Items from a data source:

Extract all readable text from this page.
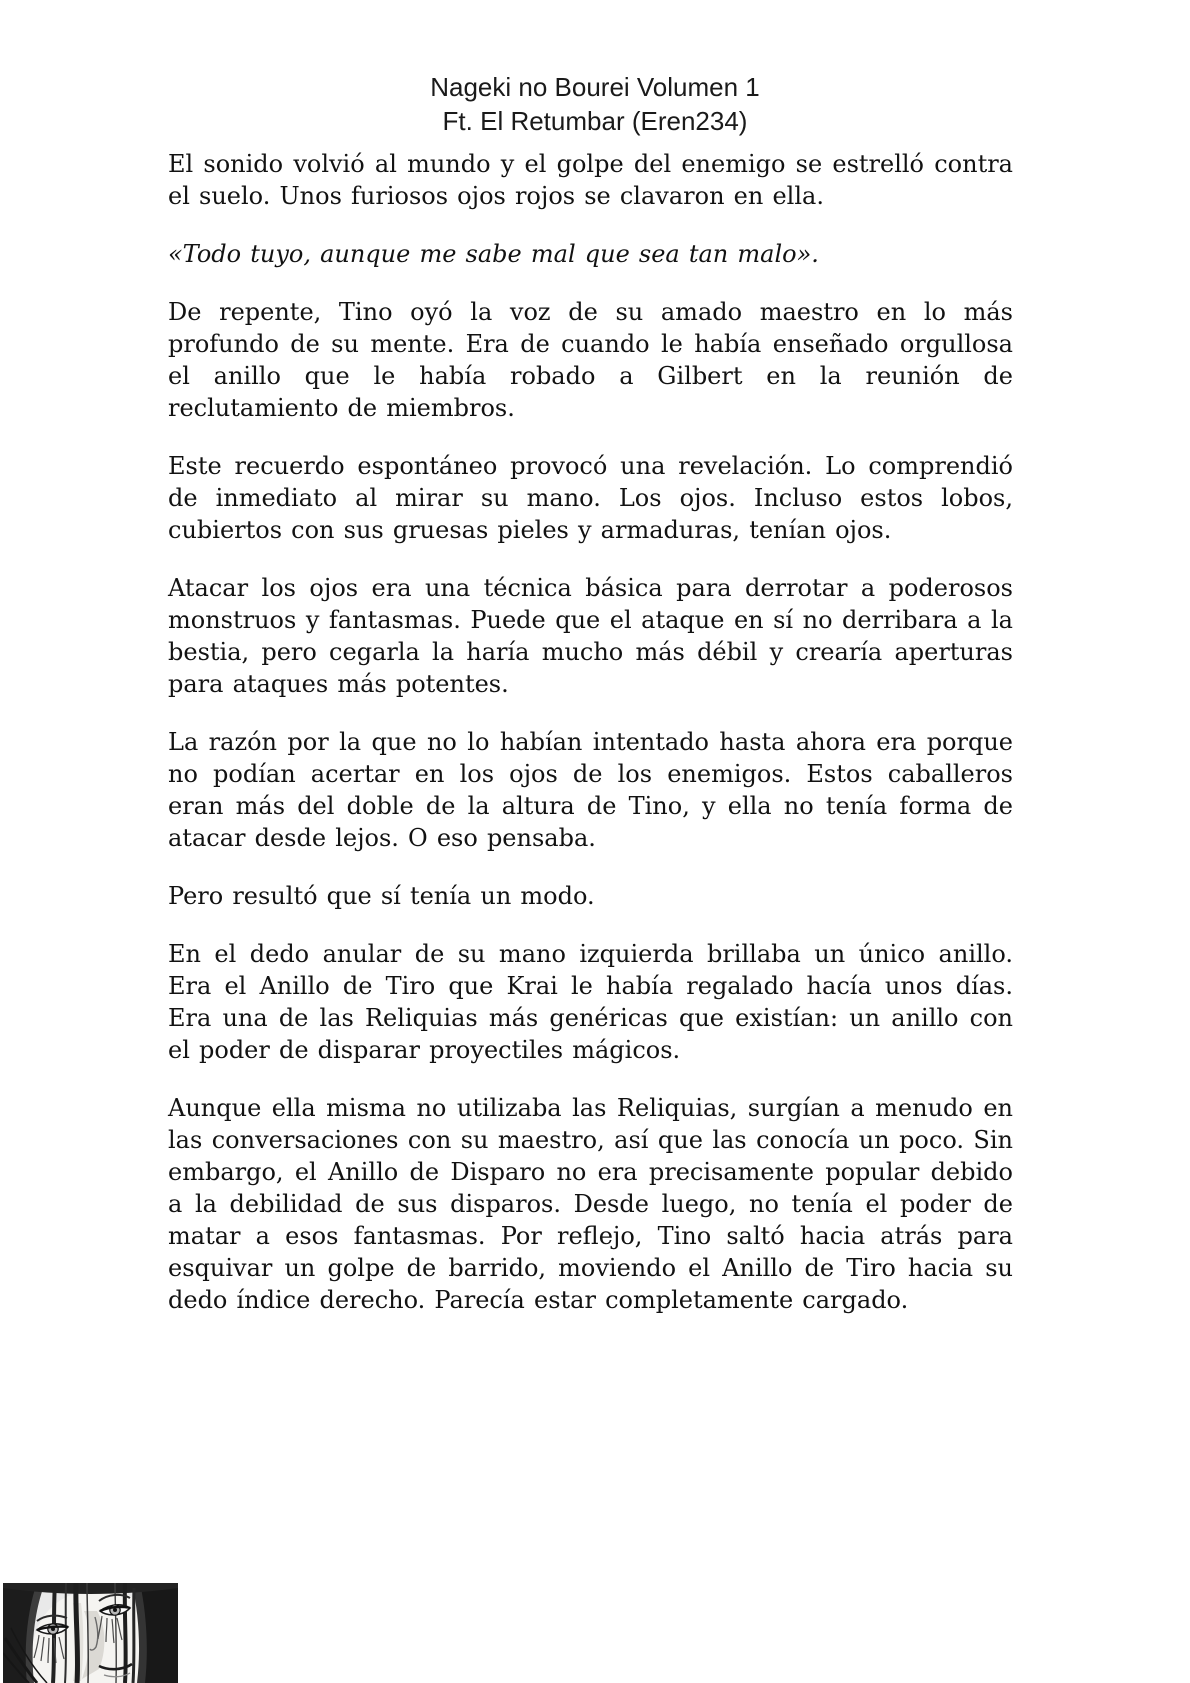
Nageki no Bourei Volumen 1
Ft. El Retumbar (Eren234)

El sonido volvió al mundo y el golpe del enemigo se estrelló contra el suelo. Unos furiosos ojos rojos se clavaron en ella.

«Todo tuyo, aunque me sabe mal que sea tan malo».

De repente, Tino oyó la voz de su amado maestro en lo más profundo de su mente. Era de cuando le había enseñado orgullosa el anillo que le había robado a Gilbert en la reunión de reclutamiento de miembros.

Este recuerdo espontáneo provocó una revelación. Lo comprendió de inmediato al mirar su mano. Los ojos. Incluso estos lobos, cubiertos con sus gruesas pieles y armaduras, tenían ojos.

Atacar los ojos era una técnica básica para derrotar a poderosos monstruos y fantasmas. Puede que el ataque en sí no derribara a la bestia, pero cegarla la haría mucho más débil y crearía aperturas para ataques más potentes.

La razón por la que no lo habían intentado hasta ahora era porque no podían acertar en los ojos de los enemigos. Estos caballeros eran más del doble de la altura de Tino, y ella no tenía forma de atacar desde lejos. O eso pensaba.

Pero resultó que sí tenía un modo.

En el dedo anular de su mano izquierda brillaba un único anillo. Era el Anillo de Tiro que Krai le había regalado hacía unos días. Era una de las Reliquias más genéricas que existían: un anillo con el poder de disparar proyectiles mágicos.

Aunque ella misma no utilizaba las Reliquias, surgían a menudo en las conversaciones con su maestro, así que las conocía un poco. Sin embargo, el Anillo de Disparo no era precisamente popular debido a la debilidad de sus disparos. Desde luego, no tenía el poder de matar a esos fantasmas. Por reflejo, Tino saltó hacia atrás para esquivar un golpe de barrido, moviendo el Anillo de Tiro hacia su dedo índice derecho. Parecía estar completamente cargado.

— Exercise objective —
Gather all lines with the string "mano" from the data.

— Answer for this exercise —
Este recuerdo espontáneo provocó una revelación. Lo comprendió de inmediato al mirar su mano. Los ojos. Incluso estos lobos, cubiertos con sus gruesas pieles y armaduras, tenían ojos.
En el dedo anular de su mano izquierda brillaba un único anillo. Era el Anillo de Tiro que Krai le había regalado hacía unos días. Era una de las Reliquias más genéricas que existían: un anillo con el poder de disparar proyectiles mágicos.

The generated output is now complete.